Record set ::
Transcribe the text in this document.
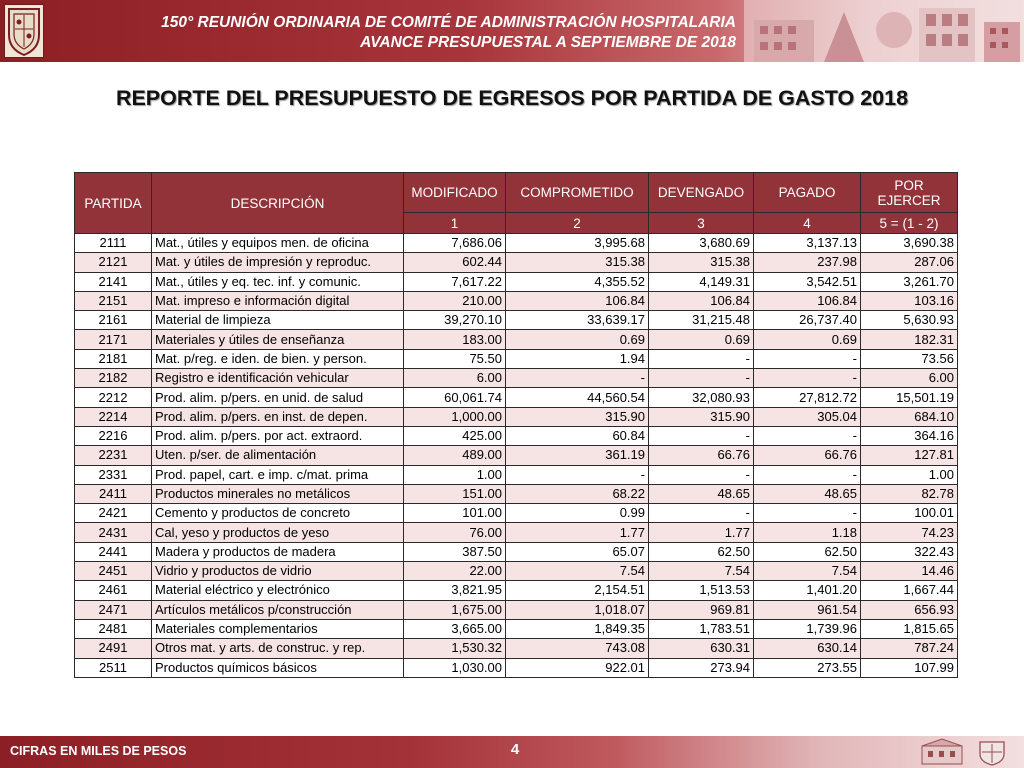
150° REUNIÓN ORDINARIA DE COMITÉ DE ADMINISTRACIÓN HOSPITALARIA
AVANCE PRESUPUESTAL A SEPTIEMBRE DE 2018
REPORTE DEL PRESUPUESTO DE EGRESOS POR PARTIDA DE GASTO 2018
PARTIDA	DESCRIPCIÓN	MODIFICADO	COMPROMETIDO	DEVENGADO	PAGADO	POR EJERCER
		1	2	3	4	5 = (1 - 2)
2111	Mat., útiles y equipos men. de oficina	7,686.06	3,995.68	3,680.69	3,137.13	3,690.38
2121	Mat. y útiles de impresión y reproduc.	602.44	315.38	315.38	237.98	287.06
2141	Mat., útiles y eq. tec. inf. y comunic.	7,617.22	4,355.52	4,149.31	3,542.51	3,261.70
2151	Mat. impreso e información digital	210.00	106.84	106.84	106.84	103.16
2161	Material de limpieza	39,270.10	33,639.17	31,215.48	26,737.40	5,630.93
2171	Materiales y útiles de enseñanza	183.00	0.69	0.69	0.69	182.31
2181	Mat. p/reg. e iden. de bien. y person.	75.50	1.94	-	-	73.56
2182	Registro e identificación vehicular	6.00	-	-	-	6.00
2212	Prod. alim. p/pers. en unid. de salud	60,061.74	44,560.54	32,080.93	27,812.72	15,501.19
2214	Prod. alim. p/pers. en inst. de depen.	1,000.00	315.90	315.90	305.04	684.10
2216	Prod. alim. p/pers. por act. extraord.	425.00	60.84	-	-	364.16
2231	Uten. p/ser. de alimentación	489.00	361.19	66.76	66.76	127.81
2331	Prod. papel, cart. e imp. c/mat. prima	1.00	-	-	-	1.00
2411	Productos minerales no metálicos	151.00	68.22	48.65	48.65	82.78
2421	Cemento y productos de concreto	101.00	0.99	-	-	100.01
2431	Cal, yeso y productos de yeso	76.00	1.77	1.77	1.18	74.23
2441	Madera y productos de madera	387.50	65.07	62.50	62.50	322.43
2451	Vidrio y productos de vidrio	22.00	7.54	7.54	7.54	14.46
2461	Material eléctrico y electrónico	3,821.95	2,154.51	1,513.53	1,401.20	1,667.44
2471	Artículos metálicos p/construcción	1,675.00	1,018.07	969.81	961.54	656.93
2481	Materiales complementarios	3,665.00	1,849.35	1,783.51	1,739.96	1,815.65
2491	Otros mat. y arts. de construc. y rep.	1,530.32	743.08	630.31	630.14	787.24
2511	Productos químicos básicos	1,030.00	922.01	273.94	273.55	107.99
CIFRAS EN MILES DE PESOS	4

Problem to solve :: Identify and copy all lines with the word "Materiales".

Correct result ::
2171	Materiales y útiles de enseñanza	183.00	0.69	0.69	0.69	182.31
2481	Materiales complementarios	3,665.00	1,849.35	1,783.51	1,739.96	1,815.65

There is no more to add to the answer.